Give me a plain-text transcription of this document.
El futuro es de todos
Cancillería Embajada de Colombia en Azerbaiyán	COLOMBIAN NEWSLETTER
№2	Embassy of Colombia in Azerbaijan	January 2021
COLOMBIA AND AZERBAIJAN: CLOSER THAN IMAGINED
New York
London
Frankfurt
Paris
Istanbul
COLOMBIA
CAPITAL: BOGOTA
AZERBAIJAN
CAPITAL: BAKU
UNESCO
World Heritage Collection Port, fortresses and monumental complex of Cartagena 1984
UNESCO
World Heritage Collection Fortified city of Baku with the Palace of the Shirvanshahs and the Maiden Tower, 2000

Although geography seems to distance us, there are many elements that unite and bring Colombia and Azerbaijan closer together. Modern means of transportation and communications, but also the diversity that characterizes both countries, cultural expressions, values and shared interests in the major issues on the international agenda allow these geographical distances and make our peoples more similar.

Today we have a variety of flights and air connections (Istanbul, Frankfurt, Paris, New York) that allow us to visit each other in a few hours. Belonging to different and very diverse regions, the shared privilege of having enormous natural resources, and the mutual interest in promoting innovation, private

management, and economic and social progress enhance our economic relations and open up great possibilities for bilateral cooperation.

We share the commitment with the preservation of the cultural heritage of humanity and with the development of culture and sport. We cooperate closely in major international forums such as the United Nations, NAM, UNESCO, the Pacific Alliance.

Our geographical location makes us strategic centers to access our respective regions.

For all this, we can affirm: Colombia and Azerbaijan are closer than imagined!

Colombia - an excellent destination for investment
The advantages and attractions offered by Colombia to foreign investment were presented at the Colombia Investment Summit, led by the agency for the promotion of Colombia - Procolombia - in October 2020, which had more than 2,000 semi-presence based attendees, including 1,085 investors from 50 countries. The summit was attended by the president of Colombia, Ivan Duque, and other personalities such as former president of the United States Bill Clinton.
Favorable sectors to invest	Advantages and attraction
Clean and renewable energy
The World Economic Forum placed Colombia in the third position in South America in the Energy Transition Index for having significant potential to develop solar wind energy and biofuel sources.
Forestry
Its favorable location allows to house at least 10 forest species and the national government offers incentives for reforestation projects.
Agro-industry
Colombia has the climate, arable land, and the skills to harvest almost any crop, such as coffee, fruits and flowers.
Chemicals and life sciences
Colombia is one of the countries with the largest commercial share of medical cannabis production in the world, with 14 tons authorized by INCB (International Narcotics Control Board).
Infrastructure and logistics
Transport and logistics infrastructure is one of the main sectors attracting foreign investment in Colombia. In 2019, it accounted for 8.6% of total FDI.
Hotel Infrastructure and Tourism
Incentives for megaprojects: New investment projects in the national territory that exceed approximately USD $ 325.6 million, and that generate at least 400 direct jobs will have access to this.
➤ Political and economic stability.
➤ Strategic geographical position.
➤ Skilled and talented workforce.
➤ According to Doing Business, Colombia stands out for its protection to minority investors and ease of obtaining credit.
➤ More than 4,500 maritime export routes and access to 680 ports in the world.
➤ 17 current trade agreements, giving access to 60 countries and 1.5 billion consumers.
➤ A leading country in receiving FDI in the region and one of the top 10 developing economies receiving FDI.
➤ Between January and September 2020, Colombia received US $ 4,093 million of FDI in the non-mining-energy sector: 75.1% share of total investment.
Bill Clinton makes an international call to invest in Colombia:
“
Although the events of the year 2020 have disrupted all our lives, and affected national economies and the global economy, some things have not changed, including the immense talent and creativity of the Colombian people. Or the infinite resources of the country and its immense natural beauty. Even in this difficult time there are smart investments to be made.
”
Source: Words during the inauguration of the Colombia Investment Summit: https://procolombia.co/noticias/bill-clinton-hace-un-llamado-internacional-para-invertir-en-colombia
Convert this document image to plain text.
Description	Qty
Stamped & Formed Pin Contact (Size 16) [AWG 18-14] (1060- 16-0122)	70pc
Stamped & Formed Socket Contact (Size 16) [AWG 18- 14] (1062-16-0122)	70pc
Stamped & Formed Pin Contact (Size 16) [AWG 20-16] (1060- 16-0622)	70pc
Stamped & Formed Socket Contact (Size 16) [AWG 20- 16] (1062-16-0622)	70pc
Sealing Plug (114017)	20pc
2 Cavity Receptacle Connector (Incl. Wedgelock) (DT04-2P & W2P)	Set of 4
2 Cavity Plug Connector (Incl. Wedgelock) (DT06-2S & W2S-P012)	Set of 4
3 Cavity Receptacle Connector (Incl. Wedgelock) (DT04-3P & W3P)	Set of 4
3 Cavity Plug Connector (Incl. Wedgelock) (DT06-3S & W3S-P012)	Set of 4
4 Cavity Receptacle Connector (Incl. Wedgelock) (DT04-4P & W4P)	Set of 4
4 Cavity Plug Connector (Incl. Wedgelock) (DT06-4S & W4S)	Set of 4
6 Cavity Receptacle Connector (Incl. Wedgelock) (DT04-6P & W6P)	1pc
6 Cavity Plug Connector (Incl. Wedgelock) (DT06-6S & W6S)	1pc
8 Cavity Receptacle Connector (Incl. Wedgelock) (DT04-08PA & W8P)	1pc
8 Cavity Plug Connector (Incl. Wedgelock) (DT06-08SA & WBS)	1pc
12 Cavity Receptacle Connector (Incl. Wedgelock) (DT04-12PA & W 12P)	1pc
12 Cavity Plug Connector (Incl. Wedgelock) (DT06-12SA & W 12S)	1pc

Stated goal – Lines that include the word "Cavity" are to be extracted from the data above.

The response –
2 Cavity Receptacle Connector (Incl. Wedgelock) (DT04-2P & W2P)	Set of 4
2 Cavity Plug Connector (Incl. Wedgelock) (DT06-2S & W2S-P012)	Set of 4
3 Cavity Receptacle Connector (Incl. Wedgelock) (DT04-3P & W3P)	Set of 4
3 Cavity Plug Connector (Incl. Wedgelock) (DT06-3S & W3S-P012)	Set of 4
4 Cavity Receptacle Connector (Incl. Wedgelock) (DT04-4P & W4P)	Set of 4
4 Cavity Plug Connector (Incl. Wedgelock) (DT06-4S & W4S)	Set of 4
6 Cavity Receptacle Connector (Incl. Wedgelock) (DT04-6P & W6P)	1pc
6 Cavity Plug Connector (Incl. Wedgelock) (DT06-6S & W6S)	1pc
8 Cavity Receptacle Connector (Incl. Wedgelock) (DT04-08PA & W8P)	1pc
8 Cavity Plug Connector (Incl. Wedgelock) (DT06-08SA & WBS)	1pc
12 Cavity Receptacle Connector (Incl. Wedgelock) (DT04-12PA & W 12P)	1pc
12 Cavity Plug Connector (Incl. Wedgelock) (DT06-12SA & W 12S)	1pc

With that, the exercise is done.